• **WHAT THIS TASK INVOLVES**:
Transcribe the material word for word, but without the images.
** start RECORDS **
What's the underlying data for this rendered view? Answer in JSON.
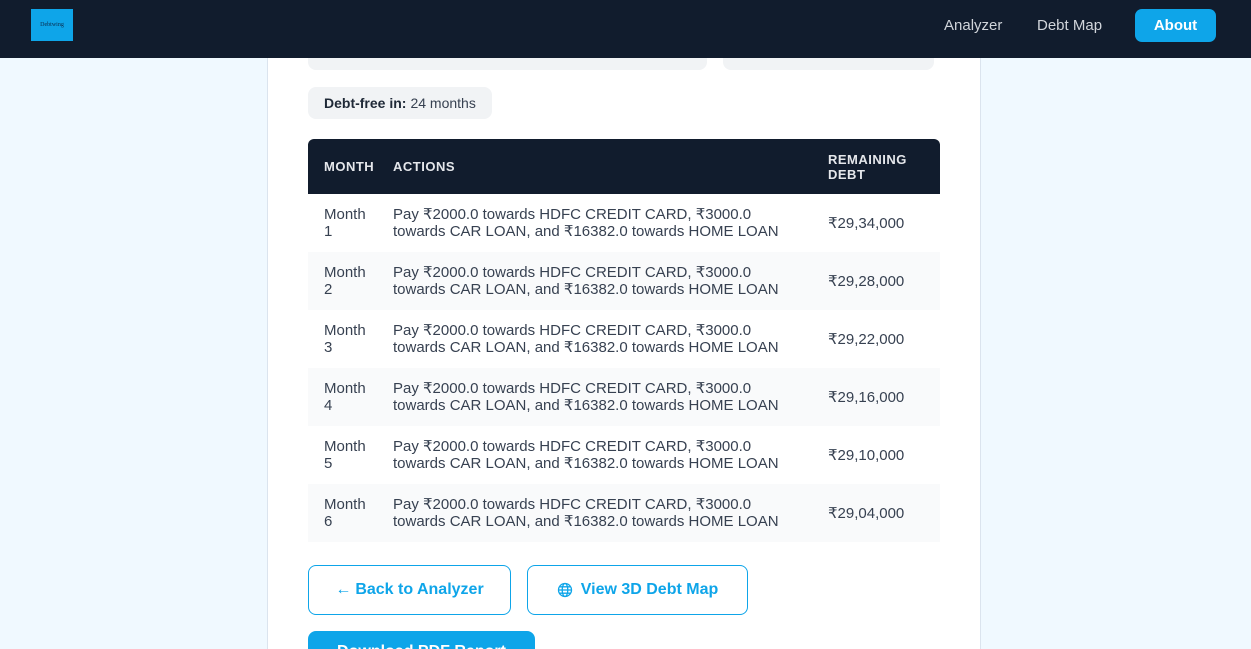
{
  "nav": {
    "logo_text": "Debtwing",
    "links": [
      "Analyzer",
      "Debt Map"
    ],
    "about_label": "About"
  },
  "summary": {
    "debt_free_label": "Debt-free in:",
    "debt_free_value": "24 months"
  },
  "table": {
    "headers": [
      "MONTH",
      "ACTIONS",
      "REMAINING DEBT"
    ],
    "rows": [
      {
        "month": "Month 1",
        "action": "Pay ₹2000.0 towards HDFC CREDIT CARD, ₹3000.0 towards CAR LOAN, and ₹16382.0 towards HOME LOAN",
        "remaining": "₹29,34,000"
      },
      {
        "month": "Month 2",
        "action": "Pay ₹2000.0 towards HDFC CREDIT CARD, ₹3000.0 towards CAR LOAN, and ₹16382.0 towards HOME LOAN",
        "remaining": "₹29,28,000"
      },
      {
        "month": "Month 3",
        "action": "Pay ₹2000.0 towards HDFC CREDIT CARD, ₹3000.0 towards CAR LOAN, and ₹16382.0 towards HOME LOAN",
        "remaining": "₹29,22,000"
      },
      {
        "month": "Month 4",
        "action": "Pay ₹2000.0 towards HDFC CREDIT CARD, ₹3000.0 towards CAR LOAN, and ₹16382.0 towards HOME LOAN",
        "remaining": "₹29,16,000"
      },
      {
        "month": "Month 5",
        "action": "Pay ₹2000.0 towards HDFC CREDIT CARD, ₹3000.0 towards CAR LOAN, and ₹16382.0 towards HOME LOAN",
        "remaining": "₹29,10,000"
      },
      {
        "month": "Month 6",
        "action": "Pay ₹2000.0 towards HDFC CREDIT CARD, ₹3000.0 towards CAR LOAN, and ₹16382.0 towards HOME LOAN",
        "remaining": "₹29,04,000"
      }
    ]
  },
  "actions": {
    "back_label": "Back to Analyzer",
    "back_arrow": "←",
    "map_label": "View 3D Debt Map",
    "pdf_label": "Download PDF Report"
  },
  "icons": {
    "back": "arrow-left-icon",
    "map": "globe-icon"
  },
  "colors": {
    "accent": "#0ea5e9",
    "navbar": "#111c2d",
    "background": "#f0f9ff"
  }
}
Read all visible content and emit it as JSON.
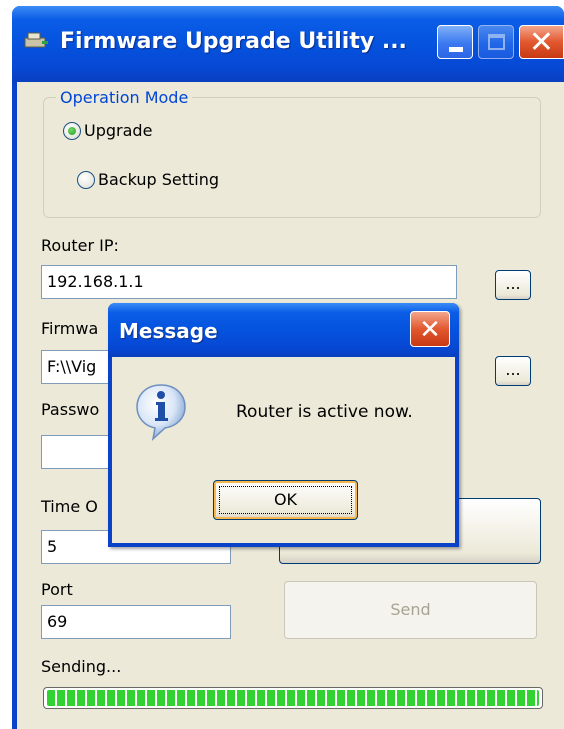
{
  "window": {
    "title": "Firmware Upgrade Utility ...",
    "accent": "#0553de"
  },
  "operation_mode": {
    "legend": "Operation Mode",
    "options": [
      {
        "label": "Upgrade",
        "selected": true
      },
      {
        "label": "Backup Setting",
        "selected": false
      }
    ]
  },
  "router_ip": {
    "label": "Router IP:",
    "value": "192.168.1.1",
    "browse_label": "..."
  },
  "firmware": {
    "label_visible": "Firmwa",
    "value_visible": "F:\\\\Vig",
    "browse_label": "..."
  },
  "password": {
    "label_visible": "Passwo",
    "value": ""
  },
  "timeout": {
    "label_visible": "Time O",
    "value": "5"
  },
  "port": {
    "label": "Port",
    "value": "69"
  },
  "send_button": {
    "label": "Send",
    "enabled": false
  },
  "status": {
    "text": "Sending...",
    "progress": 1.0,
    "progress_color": "#31d231"
  },
  "dialog": {
    "title": "Message",
    "icon": "info-icon",
    "message": "Router is active now.",
    "ok_label": "OK"
  }
}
** end RECORDS **
• **CORRECT RESPONSE**:
What's the underlying data for this rendered view? Answer in JSON.
{
  "nav": {
    "logo_text": "Debtwing",
    "links": [
      "Analyzer",
      "Debt Map"
    ],
    "about_label": "About"
  },
  "summary": {
    "debt_free_label": "Debt-free in:",
    "debt_free_value": "24 months"
  },
  "table": {
    "headers": [
      "MONTH",
      "ACTIONS",
      "REMAINING DEBT"
    ],
    "rows": [
      {
        "month": "Month 1",
        "action": "Pay ₹2000.0 towards HDFC CREDIT CARD, ₹3000.0 towards CAR LOAN, and ₹16382.0 towards HOME LOAN",
        "remaining": "₹29,34,000"
      },
      {
        "month": "Month 2",
        "action": "Pay ₹2000.0 towards HDFC CREDIT CARD, ₹3000.0 towards CAR LOAN, and ₹16382.0 towards HOME LOAN",
        "remaining": "₹29,28,000"
      },
      {
        "month": "Month 3",
        "action": "Pay ₹2000.0 towards HDFC CREDIT CARD, ₹3000.0 towards CAR LOAN, and ₹16382.0 towards HOME LOAN",
        "remaining": "₹29,22,000"
      },
      {
        "month": "Month 4",
        "action": "Pay ₹2000.0 towards HDFC CREDIT CARD, ₹3000.0 towards CAR LOAN, and ₹16382.0 towards HOME LOAN",
        "remaining": "₹29,16,000"
      },
      {
        "month": "Month 5",
        "action": "Pay ₹2000.0 towards HDFC CREDIT CARD, ₹3000.0 towards CAR LOAN, and ₹16382.0 towards HOME LOAN",
        "remaining": "₹29,10,000"
      },
      {
        "month": "Month 6",
        "action": "Pay ₹2000.0 towards HDFC CREDIT CARD, ₹3000.0 towards CAR LOAN, and ₹16382.0 towards HOME LOAN",
        "remaining": "₹29,04,000"
      }
    ]
  },
  "actions": {
    "back_label": "Back to Analyzer",
    "back_arrow": "←",
    "map_label": "View 3D Debt Map",
    "pdf_label": "Download PDF Report"
  },
  "icons": {
    "back": "arrow-left-icon",
    "map": "globe-icon"
  },
  "colors": {
    "accent": "#0ea5e9",
    "navbar": "#111c2d",
    "background": "#f0f9ff"
  }
}
Read all visible content and emit it as JSON.
{
  "window": {
    "title": "Firmware Upgrade Utility ...",
    "accent": "#0553de"
  },
  "operation_mode": {
    "legend": "Operation Mode",
    "options": [
      {
        "label": "Upgrade",
        "selected": true
      },
      {
        "label": "Backup Setting",
        "selected": false
      }
    ]
  },
  "router_ip": {
    "label": "Router IP:",
    "value": "192.168.1.1",
    "browse_label": "..."
  },
  "firmware": {
    "label_visible": "Firmwa",
    "value_visible": "F:\\\\Vig",
    "browse_label": "..."
  },
  "password": {
    "label_visible": "Passwo",
    "value": ""
  },
  "timeout": {
    "label_visible": "Time O",
    "value": "5"
  },
  "port": {
    "label": "Port",
    "value": "69"
  },
  "send_button": {
    "label": "Send",
    "enabled": false
  },
  "status": {
    "text": "Sending...",
    "progress": 1.0,
    "progress_color": "#31d231"
  },
  "dialog": {
    "title": "Message",
    "icon": "info-icon",
    "message": "Router is active now.",
    "ok_label": "OK"
  }
}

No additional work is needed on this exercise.